╔══

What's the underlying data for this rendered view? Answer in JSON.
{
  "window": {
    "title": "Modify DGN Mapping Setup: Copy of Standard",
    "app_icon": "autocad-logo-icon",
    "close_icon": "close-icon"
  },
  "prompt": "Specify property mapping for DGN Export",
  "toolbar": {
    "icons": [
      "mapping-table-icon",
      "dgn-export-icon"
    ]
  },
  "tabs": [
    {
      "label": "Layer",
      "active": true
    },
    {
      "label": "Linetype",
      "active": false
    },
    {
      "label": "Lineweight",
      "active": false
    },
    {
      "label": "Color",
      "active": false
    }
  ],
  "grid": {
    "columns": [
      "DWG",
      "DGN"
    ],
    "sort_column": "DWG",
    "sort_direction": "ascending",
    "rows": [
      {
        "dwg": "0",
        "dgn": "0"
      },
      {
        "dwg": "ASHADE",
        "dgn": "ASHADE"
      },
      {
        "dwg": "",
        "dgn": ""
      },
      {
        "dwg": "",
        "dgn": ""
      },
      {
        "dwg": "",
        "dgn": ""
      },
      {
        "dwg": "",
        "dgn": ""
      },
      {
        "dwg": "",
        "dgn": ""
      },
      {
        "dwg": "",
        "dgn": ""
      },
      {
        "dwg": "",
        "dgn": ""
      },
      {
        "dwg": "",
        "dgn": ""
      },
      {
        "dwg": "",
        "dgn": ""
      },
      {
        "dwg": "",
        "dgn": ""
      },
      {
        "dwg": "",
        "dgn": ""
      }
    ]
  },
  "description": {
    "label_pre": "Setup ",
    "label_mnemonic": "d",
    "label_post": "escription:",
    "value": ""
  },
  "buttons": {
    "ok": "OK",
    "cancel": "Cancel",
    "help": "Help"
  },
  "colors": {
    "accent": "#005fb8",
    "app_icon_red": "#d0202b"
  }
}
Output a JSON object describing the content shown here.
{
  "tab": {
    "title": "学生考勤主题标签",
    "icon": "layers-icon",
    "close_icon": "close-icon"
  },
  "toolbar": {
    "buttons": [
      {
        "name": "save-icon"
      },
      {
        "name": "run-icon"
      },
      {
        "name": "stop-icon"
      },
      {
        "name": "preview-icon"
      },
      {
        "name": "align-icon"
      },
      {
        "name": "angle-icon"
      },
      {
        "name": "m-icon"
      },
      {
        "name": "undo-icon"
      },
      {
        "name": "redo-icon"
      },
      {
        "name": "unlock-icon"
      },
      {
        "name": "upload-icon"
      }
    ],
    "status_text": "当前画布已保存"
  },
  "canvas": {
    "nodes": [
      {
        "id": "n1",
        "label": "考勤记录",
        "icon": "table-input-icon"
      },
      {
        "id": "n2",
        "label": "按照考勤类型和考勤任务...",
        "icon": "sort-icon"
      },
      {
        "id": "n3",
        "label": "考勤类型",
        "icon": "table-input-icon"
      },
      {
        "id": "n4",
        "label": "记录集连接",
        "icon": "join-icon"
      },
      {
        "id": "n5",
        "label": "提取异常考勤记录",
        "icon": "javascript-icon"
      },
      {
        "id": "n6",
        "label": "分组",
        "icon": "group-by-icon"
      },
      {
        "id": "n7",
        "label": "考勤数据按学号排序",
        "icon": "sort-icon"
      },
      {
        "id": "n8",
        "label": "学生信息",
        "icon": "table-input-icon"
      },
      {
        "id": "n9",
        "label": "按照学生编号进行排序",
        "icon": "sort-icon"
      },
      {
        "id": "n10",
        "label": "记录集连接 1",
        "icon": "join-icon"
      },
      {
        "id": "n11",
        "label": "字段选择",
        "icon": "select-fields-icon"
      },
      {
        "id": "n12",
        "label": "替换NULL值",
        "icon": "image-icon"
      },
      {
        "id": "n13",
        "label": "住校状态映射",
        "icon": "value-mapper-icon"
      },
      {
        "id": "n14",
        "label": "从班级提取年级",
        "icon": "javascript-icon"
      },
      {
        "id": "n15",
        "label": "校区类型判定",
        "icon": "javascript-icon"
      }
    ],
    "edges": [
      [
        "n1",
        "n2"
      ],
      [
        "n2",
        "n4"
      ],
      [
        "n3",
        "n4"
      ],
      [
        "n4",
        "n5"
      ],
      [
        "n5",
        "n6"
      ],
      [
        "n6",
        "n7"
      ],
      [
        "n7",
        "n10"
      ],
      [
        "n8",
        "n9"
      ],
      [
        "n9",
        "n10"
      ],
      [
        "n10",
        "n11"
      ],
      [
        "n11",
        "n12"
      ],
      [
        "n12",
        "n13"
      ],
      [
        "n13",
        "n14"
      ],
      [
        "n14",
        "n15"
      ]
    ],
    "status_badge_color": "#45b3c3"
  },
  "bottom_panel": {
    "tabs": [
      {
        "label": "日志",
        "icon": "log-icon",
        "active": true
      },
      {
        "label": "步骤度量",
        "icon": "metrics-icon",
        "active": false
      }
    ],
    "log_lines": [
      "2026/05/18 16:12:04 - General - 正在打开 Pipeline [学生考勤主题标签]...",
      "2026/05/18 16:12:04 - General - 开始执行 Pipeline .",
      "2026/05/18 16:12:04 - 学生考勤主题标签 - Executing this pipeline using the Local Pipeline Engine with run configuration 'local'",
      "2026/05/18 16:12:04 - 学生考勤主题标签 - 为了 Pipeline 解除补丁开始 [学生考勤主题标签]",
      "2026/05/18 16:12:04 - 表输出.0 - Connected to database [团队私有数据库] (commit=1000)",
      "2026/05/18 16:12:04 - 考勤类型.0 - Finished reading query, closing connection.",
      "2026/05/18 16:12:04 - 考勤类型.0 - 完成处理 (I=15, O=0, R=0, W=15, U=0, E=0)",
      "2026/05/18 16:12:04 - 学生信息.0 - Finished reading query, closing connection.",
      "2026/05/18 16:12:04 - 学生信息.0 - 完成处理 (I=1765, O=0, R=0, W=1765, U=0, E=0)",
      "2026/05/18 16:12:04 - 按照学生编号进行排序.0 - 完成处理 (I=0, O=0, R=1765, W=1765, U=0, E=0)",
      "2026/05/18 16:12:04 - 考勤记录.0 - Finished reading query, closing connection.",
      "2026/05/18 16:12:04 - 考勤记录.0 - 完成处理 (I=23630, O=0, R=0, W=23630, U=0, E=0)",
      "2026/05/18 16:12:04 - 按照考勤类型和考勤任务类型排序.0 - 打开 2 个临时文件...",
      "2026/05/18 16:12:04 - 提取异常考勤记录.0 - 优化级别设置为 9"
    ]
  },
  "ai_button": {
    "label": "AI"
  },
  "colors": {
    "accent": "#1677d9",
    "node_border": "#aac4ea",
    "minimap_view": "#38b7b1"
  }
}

╚══

WHAT YOU NEED TO DO: Faithfully copy every entry, leaving nothing out.

THE ANSWER:
What's the underlying data for this rendered view? Answer in JSON.
{
  "window": {
    "title": "Modify DGN Mapping Setup: Copy of Standard",
    "app_icon": "autocad-logo-icon",
    "close_icon": "close-icon"
  },
  "prompt": "Specify property mapping for DGN Export",
  "toolbar": {
    "icons": [
      "mapping-table-icon",
      "dgn-export-icon"
    ]
  },
  "tabs": [
    {
      "label": "Layer",
      "active": true
    },
    {
      "label": "Linetype",
      "active": false
    },
    {
      "label": "Lineweight",
      "active": false
    },
    {
      "label": "Color",
      "active": false
    }
  ],
  "grid": {
    "columns": [
      "DWG",
      "DGN"
    ],
    "sort_column": "DWG",
    "sort_direction": "ascending",
    "rows": [
      {
        "dwg": "0",
        "dgn": "0"
      },
      {
        "dwg": "ASHADE",
        "dgn": "ASHADE"
      },
      {
        "dwg": "",
        "dgn": ""
      },
      {
        "dwg": "",
        "dgn": ""
      },
      {
        "dwg": "",
        "dgn": ""
      },
      {
        "dwg": "",
        "dgn": ""
      },
      {
        "dwg": "",
        "dgn": ""
      },
      {
        "dwg": "",
        "dgn": ""
      },
      {
        "dwg": "",
        "dgn": ""
      },
      {
        "dwg": "",
        "dgn": ""
      },
      {
        "dwg": "",
        "dgn": ""
      },
      {
        "dwg": "",
        "dgn": ""
      },
      {
        "dwg": "",
        "dgn": ""
      }
    ]
  },
  "description": {
    "label_pre": "Setup ",
    "label_mnemonic": "d",
    "label_post": "escription:",
    "value": ""
  },
  "buttons": {
    "ok": "OK",
    "cancel": "Cancel",
    "help": "Help"
  },
  "colors": {
    "accent": "#005fb8",
    "app_icon_red": "#d0202b"
  }
}
Output a JSON object describing the content shown here.
{
  "tab": {
    "title": "学生考勤主题标签",
    "icon": "layers-icon",
    "close_icon": "close-icon"
  },
  "toolbar": {
    "buttons": [
      {
        "name": "save-icon"
      },
      {
        "name": "run-icon"
      },
      {
        "name": "stop-icon"
      },
      {
        "name": "preview-icon"
      },
      {
        "name": "align-icon"
      },
      {
        "name": "angle-icon"
      },
      {
        "name": "m-icon"
      },
      {
        "name": "undo-icon"
      },
      {
        "name": "redo-icon"
      },
      {
        "name": "unlock-icon"
      },
      {
        "name": "upload-icon"
      }
    ],
    "status_text": "当前画布已保存"
  },
  "canvas": {
    "nodes": [
      {
        "id": "n1",
        "label": "考勤记录",
        "icon": "table-input-icon"
      },
      {
        "id": "n2",
        "label": "按照考勤类型和考勤任务...",
        "icon": "sort-icon"
      },
      {
        "id": "n3",
        "label": "考勤类型",
        "icon": "table-input-icon"
      },
      {
        "id": "n4",
        "label": "记录集连接",
        "icon": "join-icon"
      },
      {
        "id": "n5",
        "label": "提取异常考勤记录",
        "icon": "javascript-icon"
      },
      {
        "id": "n6",
        "label": "分组",
        "icon": "group-by-icon"
      },
      {
        "id": "n7",
        "label": "考勤数据按学号排序",
        "icon": "sort-icon"
      },
      {
        "id": "n8",
        "label": "学生信息",
        "icon": "table-input-icon"
      },
      {
        "id": "n9",
        "label": "按照学生编号进行排序",
        "icon": "sort-icon"
      },
      {
        "id": "n10",
        "label": "记录集连接 1",
        "icon": "join-icon"
      },
      {
        "id": "n11",
        "label": "字段选择",
        "icon": "select-fields-icon"
      },
      {
        "id": "n12",
        "label": "替换NULL值",
        "icon": "image-icon"
      },
      {
        "id": "n13",
        "label": "住校状态映射",
        "icon": "value-mapper-icon"
      },
      {
        "id": "n14",
        "label": "从班级提取年级",
        "icon": "javascript-icon"
      },
      {
        "id": "n15",
        "label": "校区类型判定",
        "icon": "javascript-icon"
      }
    ],
    "edges": [
      [
        "n1",
        "n2"
      ],
      [
        "n2",
        "n4"
      ],
      [
        "n3",
        "n4"
      ],
      [
        "n4",
        "n5"
      ],
      [
        "n5",
        "n6"
      ],
      [
        "n6",
        "n7"
      ],
      [
        "n7",
        "n10"
      ],
      [
        "n8",
        "n9"
      ],
      [
        "n9",
        "n10"
      ],
      [
        "n10",
        "n11"
      ],
      [
        "n11",
        "n12"
      ],
      [
        "n12",
        "n13"
      ],
      [
        "n13",
        "n14"
      ],
      [
        "n14",
        "n15"
      ]
    ],
    "status_badge_color": "#45b3c3"
  },
  "bottom_panel": {
    "tabs": [
      {
        "label": "日志",
        "icon": "log-icon",
        "active": true
      },
      {
        "label": "步骤度量",
        "icon": "metrics-icon",
        "active": false
      }
    ],
    "log_lines": [
      "2026/05/18 16:12:04 - General - 正在打开 Pipeline [学生考勤主题标签]...",
      "2026/05/18 16:12:04 - General - 开始执行 Pipeline .",
      "2026/05/18 16:12:04 - 学生考勤主题标签 - Executing this pipeline using the Local Pipeline Engine with run configuration 'local'",
      "2026/05/18 16:12:04 - 学生考勤主题标签 - 为了 Pipeline 解除补丁开始 [学生考勤主题标签]",
      "2026/05/18 16:12:04 - 表输出.0 - Connected to database [团队私有数据库] (commit=1000)",
      "2026/05/18 16:12:04 - 考勤类型.0 - Finished reading query, closing connection.",
      "2026/05/18 16:12:04 - 考勤类型.0 - 完成处理 (I=15, O=0, R=0, W=15, U=0, E=0)",
      "2026/05/18 16:12:04 - 学生信息.0 - Finished reading query, closing connection.",
      "2026/05/18 16:12:04 - 学生信息.0 - 完成处理 (I=1765, O=0, R=0, W=1765, U=0, E=0)",
      "2026/05/18 16:12:04 - 按照学生编号进行排序.0 - 完成处理 (I=0, O=0, R=1765, W=1765, U=0, E=0)",
      "2026/05/18 16:12:04 - 考勤记录.0 - Finished reading query, closing connection.",
      "2026/05/18 16:12:04 - 考勤记录.0 - 完成处理 (I=23630, O=0, R=0, W=23630, U=0, E=0)",
      "2026/05/18 16:12:04 - 按照考勤类型和考勤任务类型排序.0 - 打开 2 个临时文件...",
      "2026/05/18 16:12:04 - 提取异常考勤记录.0 - 优化级别设置为 9"
    ]
  },
  "ai_button": {
    "label": "AI"
  },
  "colors": {
    "accent": "#1677d9",
    "node_border": "#aac4ea",
    "minimap_view": "#38b7b1"
  }
}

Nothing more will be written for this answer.